Copy all lines of the listing that include the string "this".

[PROVIDED RECORDS]
··········

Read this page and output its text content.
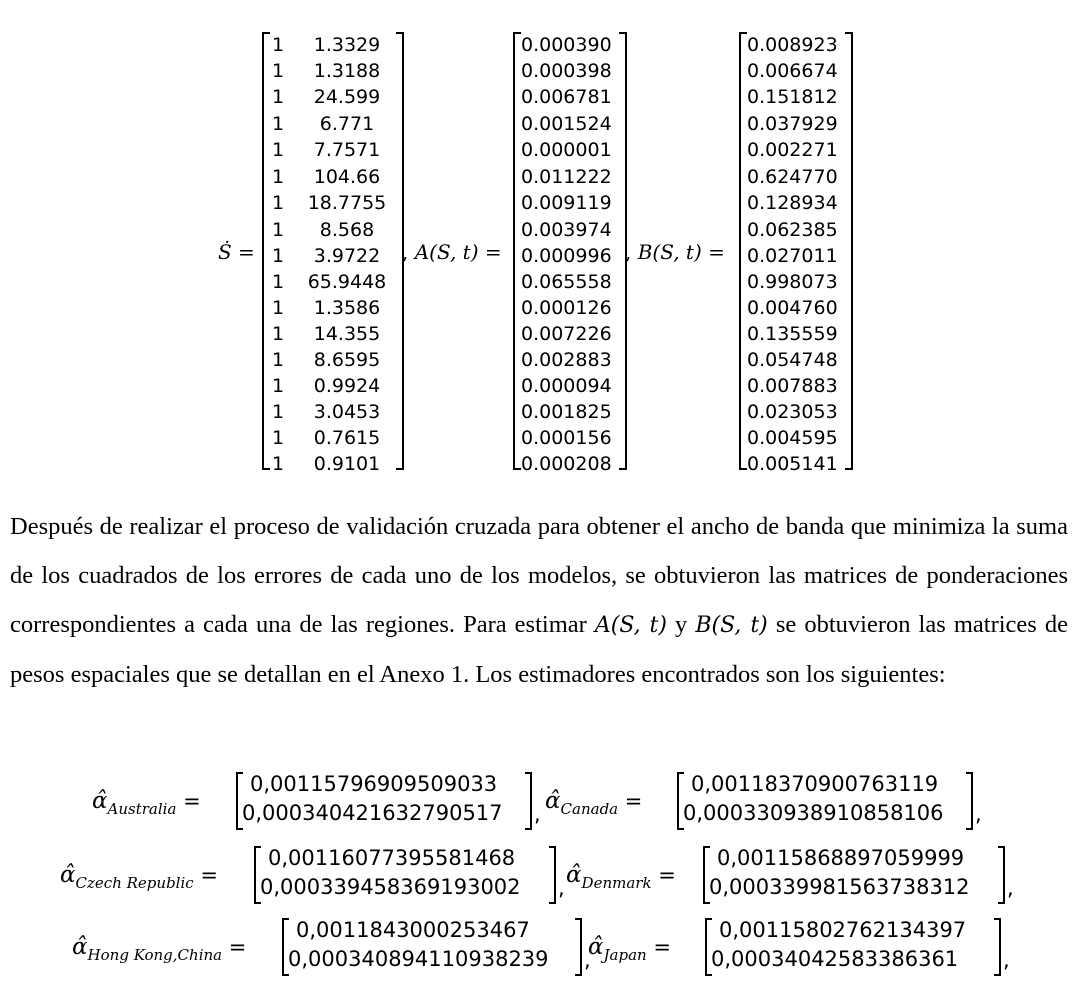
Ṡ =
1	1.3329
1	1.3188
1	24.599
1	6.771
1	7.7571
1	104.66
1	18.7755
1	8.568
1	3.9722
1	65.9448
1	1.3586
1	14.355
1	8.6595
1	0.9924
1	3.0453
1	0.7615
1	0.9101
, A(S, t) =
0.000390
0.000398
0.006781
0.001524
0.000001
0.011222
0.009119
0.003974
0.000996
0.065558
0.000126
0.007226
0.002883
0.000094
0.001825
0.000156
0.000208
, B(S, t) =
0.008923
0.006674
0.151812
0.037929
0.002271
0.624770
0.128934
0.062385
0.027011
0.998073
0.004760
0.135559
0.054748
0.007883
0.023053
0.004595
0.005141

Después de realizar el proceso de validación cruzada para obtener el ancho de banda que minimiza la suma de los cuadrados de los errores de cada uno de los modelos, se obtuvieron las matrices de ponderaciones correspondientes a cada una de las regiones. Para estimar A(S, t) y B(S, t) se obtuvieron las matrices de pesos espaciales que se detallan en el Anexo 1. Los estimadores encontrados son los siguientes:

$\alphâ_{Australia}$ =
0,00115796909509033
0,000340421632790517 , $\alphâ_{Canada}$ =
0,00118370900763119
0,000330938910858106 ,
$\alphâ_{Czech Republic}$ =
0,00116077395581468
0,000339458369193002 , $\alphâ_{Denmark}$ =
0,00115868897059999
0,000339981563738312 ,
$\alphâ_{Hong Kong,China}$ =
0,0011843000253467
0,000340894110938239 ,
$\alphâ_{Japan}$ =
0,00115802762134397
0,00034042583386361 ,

··········

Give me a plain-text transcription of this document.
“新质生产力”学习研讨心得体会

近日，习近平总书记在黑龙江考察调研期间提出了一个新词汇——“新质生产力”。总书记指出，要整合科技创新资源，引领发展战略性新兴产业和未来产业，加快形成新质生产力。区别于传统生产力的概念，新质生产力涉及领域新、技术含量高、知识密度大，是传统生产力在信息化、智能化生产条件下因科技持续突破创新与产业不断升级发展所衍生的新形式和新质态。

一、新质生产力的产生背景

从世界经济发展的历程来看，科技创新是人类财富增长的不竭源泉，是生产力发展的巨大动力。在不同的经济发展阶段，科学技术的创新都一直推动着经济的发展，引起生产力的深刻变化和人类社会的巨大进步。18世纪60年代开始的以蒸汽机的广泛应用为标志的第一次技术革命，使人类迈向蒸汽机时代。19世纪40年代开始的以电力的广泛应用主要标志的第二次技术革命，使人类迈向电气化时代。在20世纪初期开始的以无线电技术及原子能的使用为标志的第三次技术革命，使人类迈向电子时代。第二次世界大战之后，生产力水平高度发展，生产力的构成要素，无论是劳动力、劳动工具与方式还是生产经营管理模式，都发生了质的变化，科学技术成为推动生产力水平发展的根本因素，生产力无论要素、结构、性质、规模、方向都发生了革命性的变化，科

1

··········

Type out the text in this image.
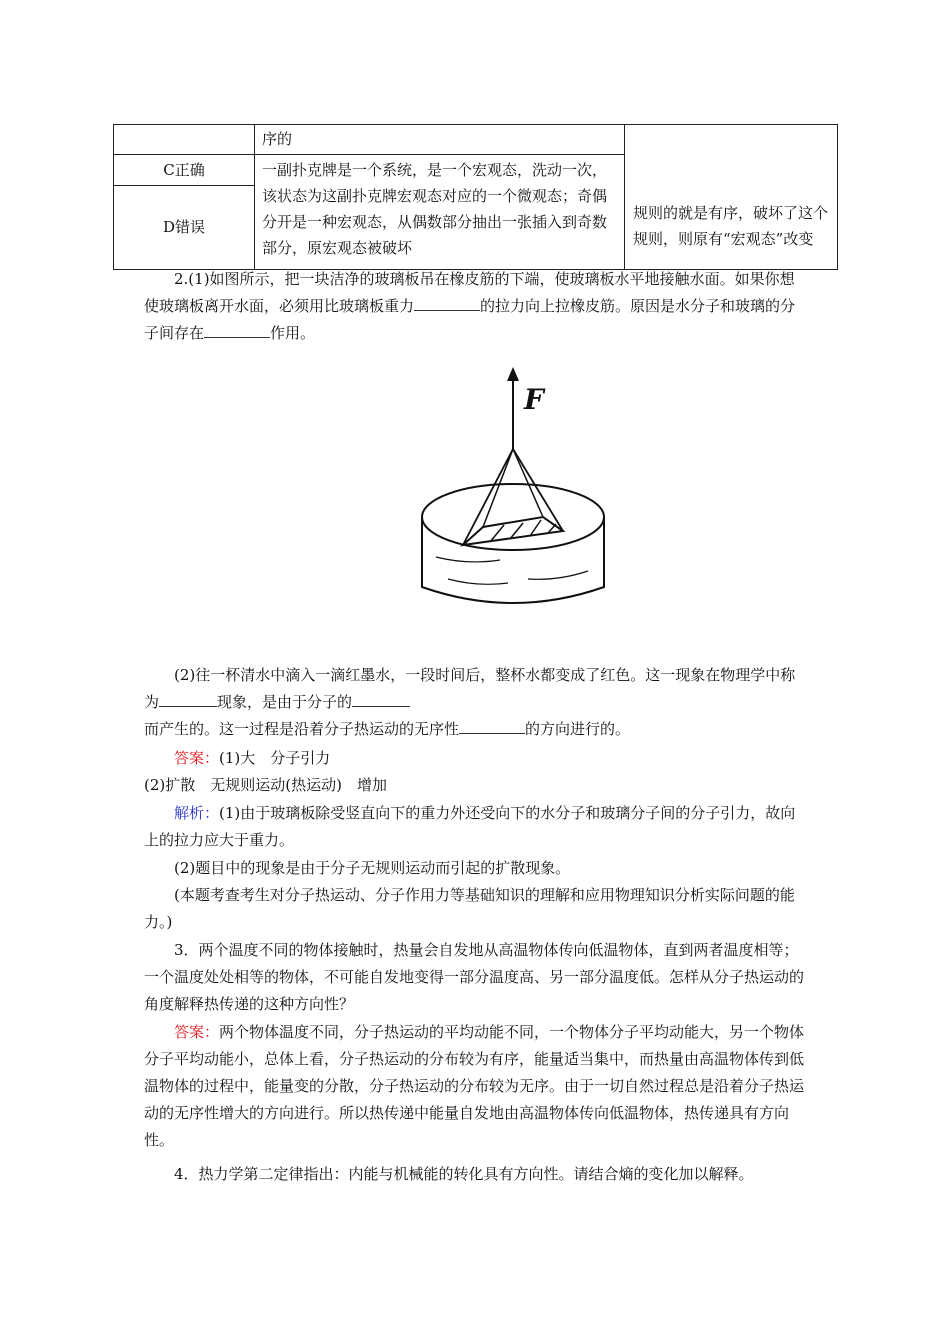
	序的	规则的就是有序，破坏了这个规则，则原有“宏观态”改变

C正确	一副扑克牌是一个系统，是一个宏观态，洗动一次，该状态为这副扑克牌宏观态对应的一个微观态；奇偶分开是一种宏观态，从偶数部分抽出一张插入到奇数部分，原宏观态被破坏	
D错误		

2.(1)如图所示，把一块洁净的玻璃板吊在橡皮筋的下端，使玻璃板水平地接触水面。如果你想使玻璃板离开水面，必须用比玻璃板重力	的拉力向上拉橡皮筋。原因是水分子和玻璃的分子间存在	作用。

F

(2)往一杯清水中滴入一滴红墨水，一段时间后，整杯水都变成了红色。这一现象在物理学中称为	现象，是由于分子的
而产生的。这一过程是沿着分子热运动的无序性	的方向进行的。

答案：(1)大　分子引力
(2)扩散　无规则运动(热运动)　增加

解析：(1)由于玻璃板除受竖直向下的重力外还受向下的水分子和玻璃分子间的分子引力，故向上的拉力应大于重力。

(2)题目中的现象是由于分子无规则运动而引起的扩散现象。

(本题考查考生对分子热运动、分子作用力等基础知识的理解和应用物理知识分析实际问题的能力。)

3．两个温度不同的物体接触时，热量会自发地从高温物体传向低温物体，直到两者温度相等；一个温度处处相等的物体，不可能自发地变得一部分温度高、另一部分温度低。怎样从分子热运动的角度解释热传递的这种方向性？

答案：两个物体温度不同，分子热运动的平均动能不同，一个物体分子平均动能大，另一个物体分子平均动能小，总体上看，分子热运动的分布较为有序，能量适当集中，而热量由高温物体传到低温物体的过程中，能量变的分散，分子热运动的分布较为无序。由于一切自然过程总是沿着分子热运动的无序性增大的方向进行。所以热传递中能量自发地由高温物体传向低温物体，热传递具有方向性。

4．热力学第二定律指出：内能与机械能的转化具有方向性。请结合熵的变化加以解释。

··········

[RESULT OF THE EXERCISE]
Read this page and output its text content.
Give me a plain-text transcription of this document.
Type out the text in this image.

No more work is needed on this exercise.